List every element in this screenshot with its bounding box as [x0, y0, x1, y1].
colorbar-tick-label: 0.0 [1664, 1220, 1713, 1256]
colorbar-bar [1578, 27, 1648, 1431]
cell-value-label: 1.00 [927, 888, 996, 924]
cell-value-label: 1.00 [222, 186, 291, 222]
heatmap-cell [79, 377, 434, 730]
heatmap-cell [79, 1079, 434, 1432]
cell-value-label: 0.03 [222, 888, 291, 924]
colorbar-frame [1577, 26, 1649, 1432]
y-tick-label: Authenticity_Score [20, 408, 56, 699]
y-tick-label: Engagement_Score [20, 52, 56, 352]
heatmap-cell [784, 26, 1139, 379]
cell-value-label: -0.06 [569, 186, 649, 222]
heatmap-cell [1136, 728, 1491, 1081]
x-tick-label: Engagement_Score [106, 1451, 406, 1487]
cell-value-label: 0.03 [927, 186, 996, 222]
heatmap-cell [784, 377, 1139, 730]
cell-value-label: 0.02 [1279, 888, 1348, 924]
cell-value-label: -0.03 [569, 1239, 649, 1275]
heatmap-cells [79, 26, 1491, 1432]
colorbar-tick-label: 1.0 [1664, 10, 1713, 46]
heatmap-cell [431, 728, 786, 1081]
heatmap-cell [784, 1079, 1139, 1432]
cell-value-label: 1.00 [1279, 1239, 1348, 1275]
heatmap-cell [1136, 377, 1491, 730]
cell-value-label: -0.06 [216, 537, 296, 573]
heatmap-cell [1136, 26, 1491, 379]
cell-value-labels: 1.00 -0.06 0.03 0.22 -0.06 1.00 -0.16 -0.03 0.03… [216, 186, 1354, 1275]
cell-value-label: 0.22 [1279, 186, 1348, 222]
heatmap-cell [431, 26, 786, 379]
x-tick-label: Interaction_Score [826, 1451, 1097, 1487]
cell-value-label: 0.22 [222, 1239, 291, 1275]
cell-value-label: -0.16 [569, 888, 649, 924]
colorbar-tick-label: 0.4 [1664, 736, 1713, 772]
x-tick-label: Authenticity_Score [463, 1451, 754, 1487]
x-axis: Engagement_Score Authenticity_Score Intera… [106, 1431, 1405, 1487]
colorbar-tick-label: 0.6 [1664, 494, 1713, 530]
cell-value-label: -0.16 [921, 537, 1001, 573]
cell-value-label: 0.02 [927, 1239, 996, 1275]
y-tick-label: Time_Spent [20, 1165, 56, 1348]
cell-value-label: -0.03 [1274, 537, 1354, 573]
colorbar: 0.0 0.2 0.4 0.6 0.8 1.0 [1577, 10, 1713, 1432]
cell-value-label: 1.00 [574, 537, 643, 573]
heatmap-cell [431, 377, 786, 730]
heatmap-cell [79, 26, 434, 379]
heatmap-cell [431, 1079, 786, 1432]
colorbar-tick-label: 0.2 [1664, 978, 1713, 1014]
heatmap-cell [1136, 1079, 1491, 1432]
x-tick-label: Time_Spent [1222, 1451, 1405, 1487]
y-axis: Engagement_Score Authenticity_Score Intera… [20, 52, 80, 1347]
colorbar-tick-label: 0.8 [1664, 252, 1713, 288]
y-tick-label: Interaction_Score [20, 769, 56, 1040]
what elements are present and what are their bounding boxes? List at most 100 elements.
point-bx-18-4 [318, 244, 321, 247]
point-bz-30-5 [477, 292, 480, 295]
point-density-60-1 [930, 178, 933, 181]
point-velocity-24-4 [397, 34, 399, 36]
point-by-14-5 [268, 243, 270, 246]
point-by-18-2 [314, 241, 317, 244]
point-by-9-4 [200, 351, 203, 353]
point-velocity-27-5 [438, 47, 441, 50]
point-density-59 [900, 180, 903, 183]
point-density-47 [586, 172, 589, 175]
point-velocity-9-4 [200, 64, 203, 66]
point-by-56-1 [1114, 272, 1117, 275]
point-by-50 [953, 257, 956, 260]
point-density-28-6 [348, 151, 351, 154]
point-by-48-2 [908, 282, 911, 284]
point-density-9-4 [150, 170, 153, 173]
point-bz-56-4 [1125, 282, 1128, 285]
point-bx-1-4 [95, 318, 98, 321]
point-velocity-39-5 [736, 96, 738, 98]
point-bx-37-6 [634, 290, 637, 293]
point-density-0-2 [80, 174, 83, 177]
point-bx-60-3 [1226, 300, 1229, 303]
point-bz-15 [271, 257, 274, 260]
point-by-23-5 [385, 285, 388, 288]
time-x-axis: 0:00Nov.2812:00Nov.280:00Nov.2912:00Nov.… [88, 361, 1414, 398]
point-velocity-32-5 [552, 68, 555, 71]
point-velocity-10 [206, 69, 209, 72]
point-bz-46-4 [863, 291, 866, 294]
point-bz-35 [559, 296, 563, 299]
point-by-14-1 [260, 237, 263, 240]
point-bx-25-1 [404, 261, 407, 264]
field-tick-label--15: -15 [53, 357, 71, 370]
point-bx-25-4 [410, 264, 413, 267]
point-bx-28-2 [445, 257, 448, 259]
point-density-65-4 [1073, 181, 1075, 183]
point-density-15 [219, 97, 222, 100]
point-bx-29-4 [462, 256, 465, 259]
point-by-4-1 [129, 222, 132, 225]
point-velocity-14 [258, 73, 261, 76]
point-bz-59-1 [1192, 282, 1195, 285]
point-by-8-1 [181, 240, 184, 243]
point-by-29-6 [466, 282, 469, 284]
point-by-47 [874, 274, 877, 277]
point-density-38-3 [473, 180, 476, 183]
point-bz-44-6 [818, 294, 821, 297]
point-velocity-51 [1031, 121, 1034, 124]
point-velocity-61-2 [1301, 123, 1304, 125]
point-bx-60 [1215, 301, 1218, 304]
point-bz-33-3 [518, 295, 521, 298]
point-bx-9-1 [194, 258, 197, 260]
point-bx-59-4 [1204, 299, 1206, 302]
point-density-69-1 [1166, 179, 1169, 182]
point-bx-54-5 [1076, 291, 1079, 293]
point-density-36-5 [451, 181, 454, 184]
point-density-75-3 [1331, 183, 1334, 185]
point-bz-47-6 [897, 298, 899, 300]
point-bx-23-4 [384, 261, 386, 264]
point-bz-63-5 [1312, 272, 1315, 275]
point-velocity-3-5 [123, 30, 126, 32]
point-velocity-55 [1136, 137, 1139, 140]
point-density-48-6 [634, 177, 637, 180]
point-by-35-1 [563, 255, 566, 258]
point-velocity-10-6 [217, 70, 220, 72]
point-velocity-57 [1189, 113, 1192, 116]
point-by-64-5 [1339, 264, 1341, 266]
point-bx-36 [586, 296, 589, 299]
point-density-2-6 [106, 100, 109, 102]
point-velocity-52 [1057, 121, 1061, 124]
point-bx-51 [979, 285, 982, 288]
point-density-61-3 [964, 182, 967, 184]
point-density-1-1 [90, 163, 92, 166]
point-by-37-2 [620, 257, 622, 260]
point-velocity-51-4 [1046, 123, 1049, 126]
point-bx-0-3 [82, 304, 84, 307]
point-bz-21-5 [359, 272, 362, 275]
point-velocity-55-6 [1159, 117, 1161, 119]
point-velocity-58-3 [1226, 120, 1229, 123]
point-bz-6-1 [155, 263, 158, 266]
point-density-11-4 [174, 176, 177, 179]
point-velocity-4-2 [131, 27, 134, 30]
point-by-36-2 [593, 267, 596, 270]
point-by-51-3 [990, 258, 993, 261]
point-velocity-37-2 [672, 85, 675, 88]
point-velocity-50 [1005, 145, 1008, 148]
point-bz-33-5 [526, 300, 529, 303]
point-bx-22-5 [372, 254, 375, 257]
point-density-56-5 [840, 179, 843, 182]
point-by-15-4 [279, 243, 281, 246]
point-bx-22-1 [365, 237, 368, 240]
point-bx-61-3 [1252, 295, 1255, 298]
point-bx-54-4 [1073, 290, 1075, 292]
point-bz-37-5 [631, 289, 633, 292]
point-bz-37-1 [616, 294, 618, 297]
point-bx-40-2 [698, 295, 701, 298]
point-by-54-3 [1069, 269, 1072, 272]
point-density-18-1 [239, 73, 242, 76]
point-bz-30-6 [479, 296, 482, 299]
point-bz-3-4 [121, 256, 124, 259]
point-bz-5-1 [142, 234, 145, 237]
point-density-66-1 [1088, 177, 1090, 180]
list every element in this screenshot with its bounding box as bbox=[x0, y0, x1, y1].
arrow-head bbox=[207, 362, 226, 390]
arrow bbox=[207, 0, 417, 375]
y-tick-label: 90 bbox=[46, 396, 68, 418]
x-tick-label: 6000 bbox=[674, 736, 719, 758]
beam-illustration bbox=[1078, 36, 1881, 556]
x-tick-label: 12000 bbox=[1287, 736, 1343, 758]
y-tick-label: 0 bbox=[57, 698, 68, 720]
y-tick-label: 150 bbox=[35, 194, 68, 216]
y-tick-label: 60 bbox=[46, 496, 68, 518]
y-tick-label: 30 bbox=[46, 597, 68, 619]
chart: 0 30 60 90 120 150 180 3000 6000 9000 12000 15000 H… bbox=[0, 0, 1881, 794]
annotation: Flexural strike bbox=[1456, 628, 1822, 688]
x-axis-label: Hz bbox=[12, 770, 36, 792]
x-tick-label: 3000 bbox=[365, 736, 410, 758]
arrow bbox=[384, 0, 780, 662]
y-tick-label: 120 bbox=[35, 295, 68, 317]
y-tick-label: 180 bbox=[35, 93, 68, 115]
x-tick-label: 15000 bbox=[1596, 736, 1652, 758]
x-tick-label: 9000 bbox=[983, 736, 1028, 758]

######

• THE PROBLEM: Copy out the items above again, word for word, from the very first line through the line that contains "heatmap-cell [1136, 1079, 1491, 1432]", including both of those lines.

• EXERCISE RESPONSE:
List every element in this screenshot with its bounding box as [x0, y0, x1, y1].
colorbar-tick-label: 0.0 [1664, 1220, 1713, 1256]
colorbar-bar [1578, 27, 1648, 1431]
cell-value-label: 1.00 [927, 888, 996, 924]
cell-value-label: 1.00 [222, 186, 291, 222]
heatmap-cell [79, 377, 434, 730]
heatmap-cell [79, 1079, 434, 1432]
cell-value-label: 0.03 [222, 888, 291, 924]
colorbar-frame [1577, 26, 1649, 1432]
y-tick-label: Authenticity_Score [20, 408, 56, 699]
y-tick-label: Engagement_Score [20, 52, 56, 352]
heatmap-cell [784, 26, 1139, 379]
cell-value-label: -0.06 [569, 186, 649, 222]
heatmap-cell [1136, 728, 1491, 1081]
x-tick-label: Engagement_Score [106, 1451, 406, 1487]
cell-value-label: 0.03 [927, 186, 996, 222]
heatmap-cell [784, 377, 1139, 730]
cell-value-label: 0.02 [1279, 888, 1348, 924]
cell-value-label: -0.03 [569, 1239, 649, 1275]
heatmap-cells [79, 26, 1491, 1432]
colorbar-tick-label: 1.0 [1664, 10, 1713, 46]
heatmap-cell [431, 728, 786, 1081]
heatmap-cell [784, 1079, 1139, 1432]
cell-value-label: 1.00 [1279, 1239, 1348, 1275]
heatmap-cell [1136, 377, 1491, 730]
cell-value-label: -0.06 [216, 537, 296, 573]
heatmap-cell [1136, 26, 1491, 379]
cell-value-labels: 1.00 -0.06 0.03 0.22 -0.06 1.00 -0.16 -0.03 0.03… [216, 186, 1354, 1275]
cell-value-label: 0.22 [1279, 186, 1348, 222]
heatmap-cell [431, 26, 786, 379]
x-tick-label: Interaction_Score [826, 1451, 1097, 1487]
cell-value-label: 0.22 [222, 1239, 291, 1275]
cell-value-label: -0.16 [569, 888, 649, 924]
colorbar-tick-label: 0.4 [1664, 736, 1713, 772]
x-tick-label: Authenticity_Score [463, 1451, 754, 1487]
x-axis: Engagement_Score Authenticity_Score Intera… [106, 1431, 1405, 1487]
colorbar-tick-label: 0.6 [1664, 494, 1713, 530]
cell-value-label: -0.16 [921, 537, 1001, 573]
cell-value-label: 0.02 [927, 1239, 996, 1275]
y-tick-label: Time_Spent [20, 1165, 56, 1348]
cell-value-label: -0.03 [1274, 537, 1354, 573]
colorbar: 0.0 0.2 0.4 0.6 0.8 1.0 [1577, 10, 1713, 1432]
cell-value-label: 1.00 [574, 537, 643, 573]
heatmap-cell [431, 377, 786, 730]
heatmap-cell [79, 26, 434, 379]
heatmap-cell [431, 1079, 786, 1432]
colorbar-tick-label: 0.2 [1664, 978, 1713, 1014]
heatmap-cell [1136, 1079, 1491, 1432]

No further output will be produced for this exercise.